◆ What needs to be done:
Assemble all lines in which the string "Šířka" appears.

◆ Data shown:
+---+

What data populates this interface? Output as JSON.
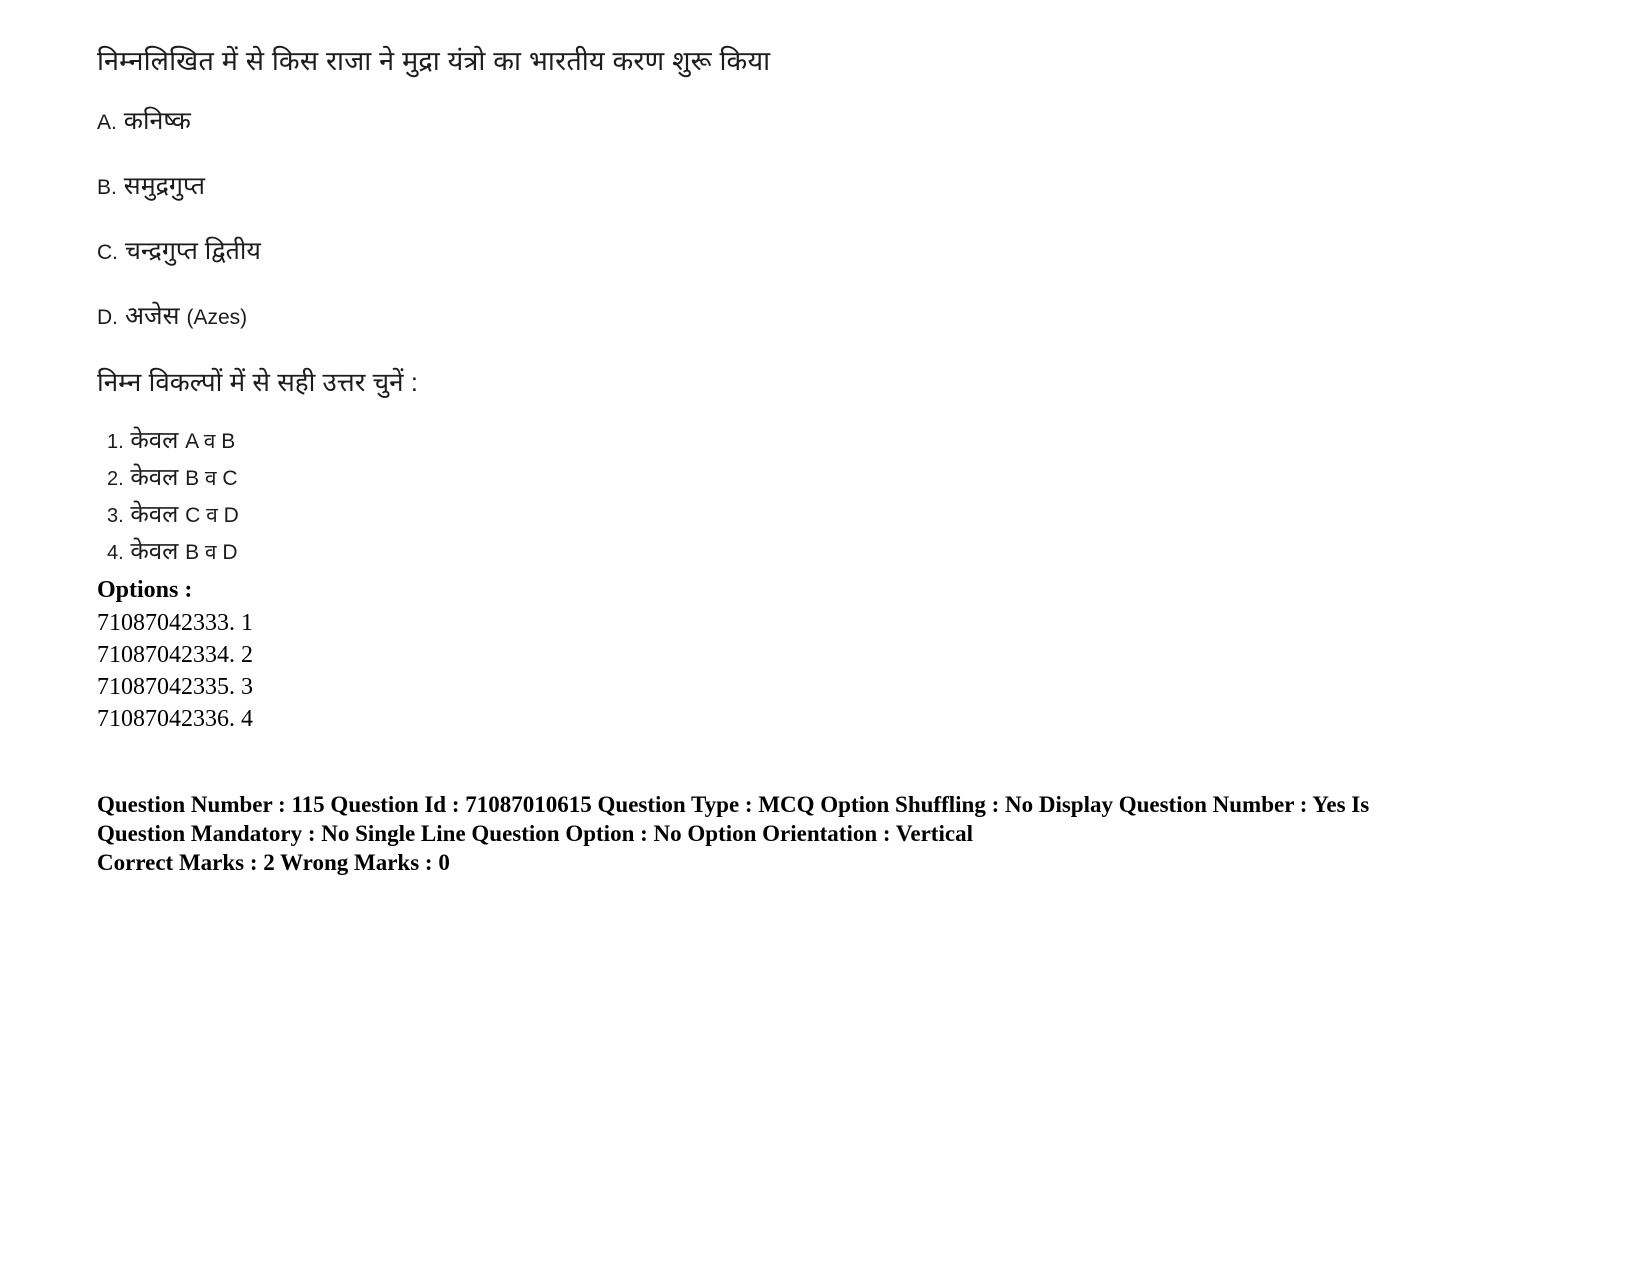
{
  "question": {
    "stem": "निम्नलिखित में से किस राजा ने मुद्रा यंत्रो का भारतीय करण शुरू किया",
    "choices": [
      {
        "label": "A.",
        "text": "कनिष्क",
        "latin": ""
      },
      {
        "label": "B.",
        "text": "समुद्रगुप्त",
        "latin": ""
      },
      {
        "label": "C.",
        "text": "चन्द्रगुप्त द्वितीय",
        "latin": ""
      },
      {
        "label": "D.",
        "text": "अजेस ",
        "latin": "(Azes)"
      }
    ],
    "prompt": "निम्न विकल्पों में से सही उत्तर चुनें :",
    "answer_choices": [
      {
        "num": "1.",
        "text": "केवल ",
        "letters": "A व B"
      },
      {
        "num": "2.",
        "text": "केवल ",
        "letters": "B व C"
      },
      {
        "num": "3.",
        "text": "केवल ",
        "letters": "C व D"
      },
      {
        "num": "4.",
        "text": "केवल ",
        "letters": "B व D"
      }
    ]
  },
  "options": {
    "heading": "Options :",
    "items": [
      "71087042333. 1",
      "71087042334. 2",
      "71087042335. 3",
      "71087042336. 4"
    ]
  },
  "metadata": {
    "line1": "Question Number : 115 Question Id : 71087010615 Question Type : MCQ Option Shuffling : No Display Question Number : Yes Is",
    "line2": "Question Mandatory : No Single Line Question Option : No Option Orientation : Vertical",
    "line3": "Correct Marks : 2 Wrong Marks : 0"
  }
}
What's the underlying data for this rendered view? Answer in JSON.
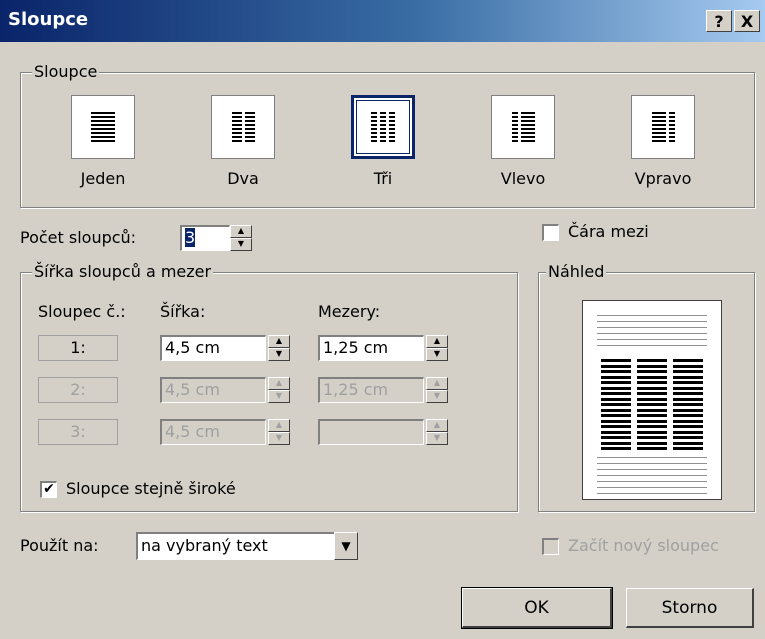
{
  "window": {
    "title": "Sloupce",
    "help_button": "?",
    "close_button": "X"
  },
  "presets_group": {
    "legend": "Sloupce",
    "items": [
      {
        "label": "Jeden",
        "columns": 1,
        "selected": false
      },
      {
        "label": "Dva",
        "columns": 2,
        "selected": false
      },
      {
        "label": "Tři",
        "columns": 3,
        "selected": true
      },
      {
        "label": "Vlevo",
        "columns": 2,
        "selected": false
      },
      {
        "label": "Vpravo",
        "columns": 2,
        "selected": false
      }
    ]
  },
  "column_count": {
    "label": "Počet sloupců:",
    "value": "3"
  },
  "line_between": {
    "label": "Čára mezi",
    "checked": false
  },
  "width_group": {
    "legend": "Šířka sloupců a mezer",
    "headers": {
      "column": "Sloupec č.:",
      "width": "Šířka:",
      "spacing": "Mezery:"
    },
    "rows": [
      {
        "number": "1:",
        "width": "4,5 cm",
        "spacing": "1,25 cm",
        "enabled": true
      },
      {
        "number": "2:",
        "width": "4,5 cm",
        "spacing": "1,25 cm",
        "enabled": false
      },
      {
        "number": "3:",
        "width": "4,5 cm",
        "spacing": "",
        "enabled": false
      }
    ],
    "equal_width": {
      "label": "Sloupce stejně široké",
      "checked": true
    }
  },
  "preview": {
    "legend": "Náhled",
    "columns": 3
  },
  "apply_to": {
    "label": "Použít na:",
    "value": "na vybraný text"
  },
  "start_new_column": {
    "label": "Začít nový sloupec",
    "checked": false,
    "enabled": false
  },
  "buttons": {
    "ok": "OK",
    "cancel": "Storno"
  }
}
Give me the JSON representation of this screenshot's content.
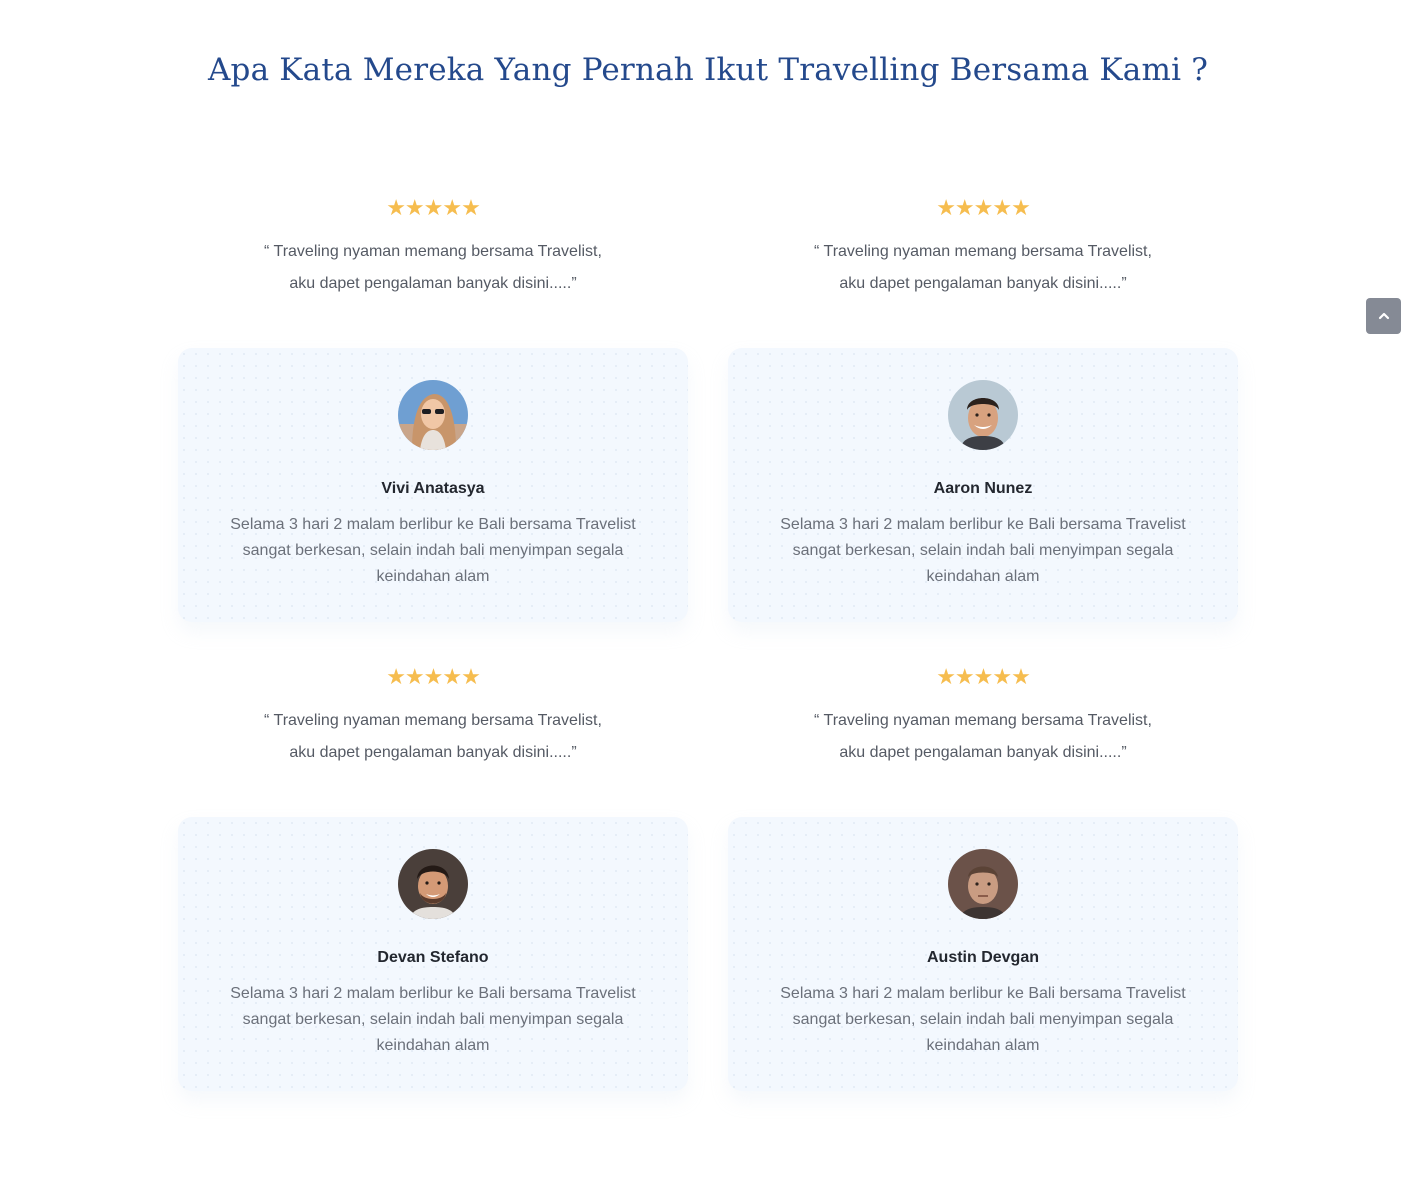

+---+

◆ Exercise result:
    "legend": "Šířka sloupců a mezer",
      "width": "Šířka:",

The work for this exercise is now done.